*Dataset entries*.
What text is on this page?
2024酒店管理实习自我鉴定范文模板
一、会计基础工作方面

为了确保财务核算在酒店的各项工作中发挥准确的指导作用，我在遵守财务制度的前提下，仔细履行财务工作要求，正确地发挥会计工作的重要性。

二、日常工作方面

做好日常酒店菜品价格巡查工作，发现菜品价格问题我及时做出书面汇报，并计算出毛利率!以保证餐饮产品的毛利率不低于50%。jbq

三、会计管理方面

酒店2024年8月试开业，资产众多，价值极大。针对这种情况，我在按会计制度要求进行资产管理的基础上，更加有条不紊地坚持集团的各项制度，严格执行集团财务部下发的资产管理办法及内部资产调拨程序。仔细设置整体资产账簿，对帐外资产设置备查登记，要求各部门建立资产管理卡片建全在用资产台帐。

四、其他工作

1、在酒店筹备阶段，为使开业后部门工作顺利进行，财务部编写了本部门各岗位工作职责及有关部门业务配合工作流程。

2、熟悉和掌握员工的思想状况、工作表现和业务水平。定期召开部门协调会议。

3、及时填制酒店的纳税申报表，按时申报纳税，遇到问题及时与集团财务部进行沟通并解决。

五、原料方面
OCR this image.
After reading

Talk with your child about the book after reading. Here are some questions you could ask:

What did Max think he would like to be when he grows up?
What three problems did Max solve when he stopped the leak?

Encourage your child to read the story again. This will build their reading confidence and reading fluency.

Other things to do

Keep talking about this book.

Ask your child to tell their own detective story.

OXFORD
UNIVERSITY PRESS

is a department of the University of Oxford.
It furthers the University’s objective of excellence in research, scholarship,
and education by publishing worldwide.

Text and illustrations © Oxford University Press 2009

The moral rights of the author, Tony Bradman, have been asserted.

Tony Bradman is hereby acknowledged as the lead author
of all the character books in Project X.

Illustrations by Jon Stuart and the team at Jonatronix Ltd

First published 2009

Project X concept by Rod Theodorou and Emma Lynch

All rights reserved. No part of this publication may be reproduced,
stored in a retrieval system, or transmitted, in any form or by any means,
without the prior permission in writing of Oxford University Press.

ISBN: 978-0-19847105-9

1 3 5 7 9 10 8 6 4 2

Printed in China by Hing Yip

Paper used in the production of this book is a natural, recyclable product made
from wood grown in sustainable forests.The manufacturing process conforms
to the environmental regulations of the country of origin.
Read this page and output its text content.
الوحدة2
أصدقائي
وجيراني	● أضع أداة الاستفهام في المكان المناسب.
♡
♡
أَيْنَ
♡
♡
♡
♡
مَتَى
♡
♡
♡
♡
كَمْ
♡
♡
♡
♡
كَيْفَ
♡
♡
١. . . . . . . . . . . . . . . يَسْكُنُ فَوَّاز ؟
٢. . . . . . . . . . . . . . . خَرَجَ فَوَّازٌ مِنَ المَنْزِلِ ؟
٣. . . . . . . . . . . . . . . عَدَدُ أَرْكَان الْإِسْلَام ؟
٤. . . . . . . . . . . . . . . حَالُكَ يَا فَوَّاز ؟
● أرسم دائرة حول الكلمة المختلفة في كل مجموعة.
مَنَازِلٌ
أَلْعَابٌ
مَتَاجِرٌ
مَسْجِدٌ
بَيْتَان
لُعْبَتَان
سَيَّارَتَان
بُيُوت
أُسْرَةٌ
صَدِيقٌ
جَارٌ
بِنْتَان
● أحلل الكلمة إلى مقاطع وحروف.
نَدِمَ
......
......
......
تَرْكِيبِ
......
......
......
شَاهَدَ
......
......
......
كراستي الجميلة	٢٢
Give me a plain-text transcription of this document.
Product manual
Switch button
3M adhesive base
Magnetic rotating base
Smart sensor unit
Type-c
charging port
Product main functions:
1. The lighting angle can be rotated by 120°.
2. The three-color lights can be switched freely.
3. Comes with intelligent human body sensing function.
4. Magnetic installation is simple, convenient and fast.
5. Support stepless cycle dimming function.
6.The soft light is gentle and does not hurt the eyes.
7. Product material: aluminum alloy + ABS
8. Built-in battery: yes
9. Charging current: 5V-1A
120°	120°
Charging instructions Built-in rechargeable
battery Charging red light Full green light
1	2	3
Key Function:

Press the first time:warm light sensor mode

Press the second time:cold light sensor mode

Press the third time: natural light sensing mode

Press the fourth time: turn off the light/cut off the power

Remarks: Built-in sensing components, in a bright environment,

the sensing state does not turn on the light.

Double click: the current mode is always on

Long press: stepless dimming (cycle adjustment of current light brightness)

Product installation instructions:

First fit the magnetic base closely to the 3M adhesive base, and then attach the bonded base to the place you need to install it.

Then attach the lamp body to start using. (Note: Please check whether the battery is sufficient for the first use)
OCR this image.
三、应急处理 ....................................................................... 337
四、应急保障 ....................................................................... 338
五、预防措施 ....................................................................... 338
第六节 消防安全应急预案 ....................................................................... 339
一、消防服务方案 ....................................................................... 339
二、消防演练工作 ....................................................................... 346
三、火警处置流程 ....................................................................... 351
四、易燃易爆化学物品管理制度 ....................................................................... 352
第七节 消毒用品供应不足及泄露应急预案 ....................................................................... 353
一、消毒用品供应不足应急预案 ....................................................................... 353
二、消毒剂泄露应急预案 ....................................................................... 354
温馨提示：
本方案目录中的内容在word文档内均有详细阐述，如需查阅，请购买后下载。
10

*What needs to be done*. In the material above, show every line where the word "child" turns up.

*The completed task*.
Talk with your child about the book after reading. Here are some questions you could ask:
Encourage your child to read the story again. This will build their reading confidence and reading fluency.
Ask your child to tell their own detective story.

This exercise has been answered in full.